Dataset entries on figures:
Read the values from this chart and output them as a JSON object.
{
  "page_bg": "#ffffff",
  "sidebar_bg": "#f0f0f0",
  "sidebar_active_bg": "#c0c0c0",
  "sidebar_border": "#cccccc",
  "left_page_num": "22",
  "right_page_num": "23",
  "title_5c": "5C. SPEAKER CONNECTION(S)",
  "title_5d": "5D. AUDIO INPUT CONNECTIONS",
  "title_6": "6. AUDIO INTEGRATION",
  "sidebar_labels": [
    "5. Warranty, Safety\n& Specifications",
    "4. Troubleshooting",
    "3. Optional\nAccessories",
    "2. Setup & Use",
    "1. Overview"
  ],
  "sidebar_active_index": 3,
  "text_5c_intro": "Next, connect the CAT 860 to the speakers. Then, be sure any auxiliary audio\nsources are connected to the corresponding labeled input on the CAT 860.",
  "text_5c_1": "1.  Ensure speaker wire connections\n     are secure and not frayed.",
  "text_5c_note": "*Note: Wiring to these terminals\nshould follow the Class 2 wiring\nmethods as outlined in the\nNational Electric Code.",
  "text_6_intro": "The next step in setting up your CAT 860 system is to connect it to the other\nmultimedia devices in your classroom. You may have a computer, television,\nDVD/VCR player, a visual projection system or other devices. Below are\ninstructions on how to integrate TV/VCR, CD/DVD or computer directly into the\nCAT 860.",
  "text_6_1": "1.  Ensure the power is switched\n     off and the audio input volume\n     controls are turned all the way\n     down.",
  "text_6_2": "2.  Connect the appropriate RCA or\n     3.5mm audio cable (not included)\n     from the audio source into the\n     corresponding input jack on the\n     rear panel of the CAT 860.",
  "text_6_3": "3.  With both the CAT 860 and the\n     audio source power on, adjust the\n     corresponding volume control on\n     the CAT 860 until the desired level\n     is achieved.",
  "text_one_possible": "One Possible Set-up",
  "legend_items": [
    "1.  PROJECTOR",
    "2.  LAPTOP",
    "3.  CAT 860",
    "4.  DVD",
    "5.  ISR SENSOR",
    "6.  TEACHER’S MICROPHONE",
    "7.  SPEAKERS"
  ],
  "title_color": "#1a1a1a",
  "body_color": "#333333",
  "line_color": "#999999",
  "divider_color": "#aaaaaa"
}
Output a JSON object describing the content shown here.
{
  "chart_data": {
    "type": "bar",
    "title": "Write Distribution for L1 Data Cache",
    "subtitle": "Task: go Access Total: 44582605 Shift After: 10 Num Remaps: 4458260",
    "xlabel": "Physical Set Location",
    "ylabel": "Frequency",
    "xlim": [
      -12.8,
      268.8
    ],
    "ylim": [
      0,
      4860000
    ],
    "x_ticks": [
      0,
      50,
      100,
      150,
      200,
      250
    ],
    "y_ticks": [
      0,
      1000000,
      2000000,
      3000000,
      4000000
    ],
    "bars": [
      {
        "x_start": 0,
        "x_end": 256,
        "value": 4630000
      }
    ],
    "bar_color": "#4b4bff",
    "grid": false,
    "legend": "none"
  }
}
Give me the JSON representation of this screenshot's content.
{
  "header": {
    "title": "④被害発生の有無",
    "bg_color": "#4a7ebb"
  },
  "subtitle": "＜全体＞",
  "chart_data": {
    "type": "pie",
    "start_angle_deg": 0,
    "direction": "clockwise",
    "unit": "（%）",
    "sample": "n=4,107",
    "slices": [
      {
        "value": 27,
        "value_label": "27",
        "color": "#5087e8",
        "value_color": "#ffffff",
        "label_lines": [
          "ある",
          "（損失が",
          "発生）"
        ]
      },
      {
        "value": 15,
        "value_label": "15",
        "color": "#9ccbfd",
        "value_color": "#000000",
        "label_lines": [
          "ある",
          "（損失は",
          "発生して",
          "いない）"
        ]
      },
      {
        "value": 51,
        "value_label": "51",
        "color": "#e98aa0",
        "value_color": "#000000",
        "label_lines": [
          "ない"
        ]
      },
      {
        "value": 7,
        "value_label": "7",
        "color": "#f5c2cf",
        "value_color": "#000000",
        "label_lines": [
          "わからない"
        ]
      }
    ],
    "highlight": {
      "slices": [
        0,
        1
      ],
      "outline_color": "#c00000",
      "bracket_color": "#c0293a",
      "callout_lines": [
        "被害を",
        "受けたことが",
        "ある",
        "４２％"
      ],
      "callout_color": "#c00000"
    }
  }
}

* Set task
Output the lines above verbatim and in full.

* Full solution
Read the values from this chart and output them as a JSON object.
{
  "page_bg": "#ffffff",
  "sidebar_bg": "#f0f0f0",
  "sidebar_active_bg": "#c0c0c0",
  "sidebar_border": "#cccccc",
  "left_page_num": "22",
  "right_page_num": "23",
  "title_5c": "5C. SPEAKER CONNECTION(S)",
  "title_5d": "5D. AUDIO INPUT CONNECTIONS",
  "title_6": "6. AUDIO INTEGRATION",
  "sidebar_labels": [
    "5. Warranty, Safety\n& Specifications",
    "4. Troubleshooting",
    "3. Optional\nAccessories",
    "2. Setup & Use",
    "1. Overview"
  ],
  "sidebar_active_index": 3,
  "text_5c_intro": "Next, connect the CAT 860 to the speakers. Then, be sure any auxiliary audio\nsources are connected to the corresponding labeled input on the CAT 860.",
  "text_5c_1": "1.  Ensure speaker wire connections\n     are secure and not frayed.",
  "text_5c_note": "*Note: Wiring to these terminals\nshould follow the Class 2 wiring\nmethods as outlined in the\nNational Electric Code.",
  "text_6_intro": "The next step in setting up your CAT 860 system is to connect it to the other\nmultimedia devices in your classroom. You may have a computer, television,\nDVD/VCR player, a visual projection system or other devices. Below are\ninstructions on how to integrate TV/VCR, CD/DVD or computer directly into the\nCAT 860.",
  "text_6_1": "1.  Ensure the power is switched\n     off and the audio input volume\n     controls are turned all the way\n     down.",
  "text_6_2": "2.  Connect the appropriate RCA or\n     3.5mm audio cable (not included)\n     from the audio source into the\n     corresponding input jack on the\n     rear panel of the CAT 860.",
  "text_6_3": "3.  With both the CAT 860 and the\n     audio source power on, adjust the\n     corresponding volume control on\n     the CAT 860 until the desired level\n     is achieved.",
  "text_one_possible": "One Possible Set-up",
  "legend_items": [
    "1.  PROJECTOR",
    "2.  LAPTOP",
    "3.  CAT 860",
    "4.  DVD",
    "5.  ISR SENSOR",
    "6.  TEACHER’S MICROPHONE",
    "7.  SPEAKERS"
  ],
  "title_color": "#1a1a1a",
  "body_color": "#333333",
  "line_color": "#999999",
  "divider_color": "#aaaaaa"
}
Output a JSON object describing the content shown here.
{
  "chart_data": {
    "type": "bar",
    "title": "Write Distribution for L1 Data Cache",
    "subtitle": "Task: go Access Total: 44582605 Shift After: 10 Num Remaps: 4458260",
    "xlabel": "Physical Set Location",
    "ylabel": "Frequency",
    "xlim": [
      -12.8,
      268.8
    ],
    "ylim": [
      0,
      4860000
    ],
    "x_ticks": [
      0,
      50,
      100,
      150,
      200,
      250
    ],
    "y_ticks": [
      0,
      1000000,
      2000000,
      3000000,
      4000000
    ],
    "bars": [
      {
        "x_start": 0,
        "x_end": 256,
        "value": 4630000
      }
    ],
    "bar_color": "#4b4bff",
    "grid": false,
    "legend": "none"
  }
}
Give me the JSON representation of this screenshot's content.
{
  "header": {
    "title": "④被害発生の有無",
    "bg_color": "#4a7ebb"
  },
  "subtitle": "＜全体＞",
  "chart_data": {
    "type": "pie",
    "start_angle_deg": 0,
    "direction": "clockwise",
    "unit": "（%）",
    "sample": "n=4,107",
    "slices": [
      {
        "value": 27,
        "value_label": "27",
        "color": "#5087e8",
        "value_color": "#ffffff",
        "label_lines": [
          "ある",
          "（損失が",
          "発生）"
        ]
      },
      {
        "value": 15,
        "value_label": "15",
        "color": "#9ccbfd",
        "value_color": "#000000",
        "label_lines": [
          "ある",
          "（損失は",
          "発生して",
          "いない）"
        ]
      },
      {
        "value": 51,
        "value_label": "51",
        "color": "#e98aa0",
        "value_color": "#000000",
        "label_lines": [
          "ない"
        ]
      },
      {
        "value": 7,
        "value_label": "7",
        "color": "#f5c2cf",
        "value_color": "#000000",
        "label_lines": [
          "わからない"
        ]
      }
    ],
    "highlight": {
      "slices": [
        0,
        1
      ],
      "outline_color": "#c00000",
      "bracket_color": "#c0293a",
      "callout_lines": [
        "被害を",
        "受けたことが",
        "ある",
        "４２％"
      ],
      "callout_color": "#c00000"
    }
  }
}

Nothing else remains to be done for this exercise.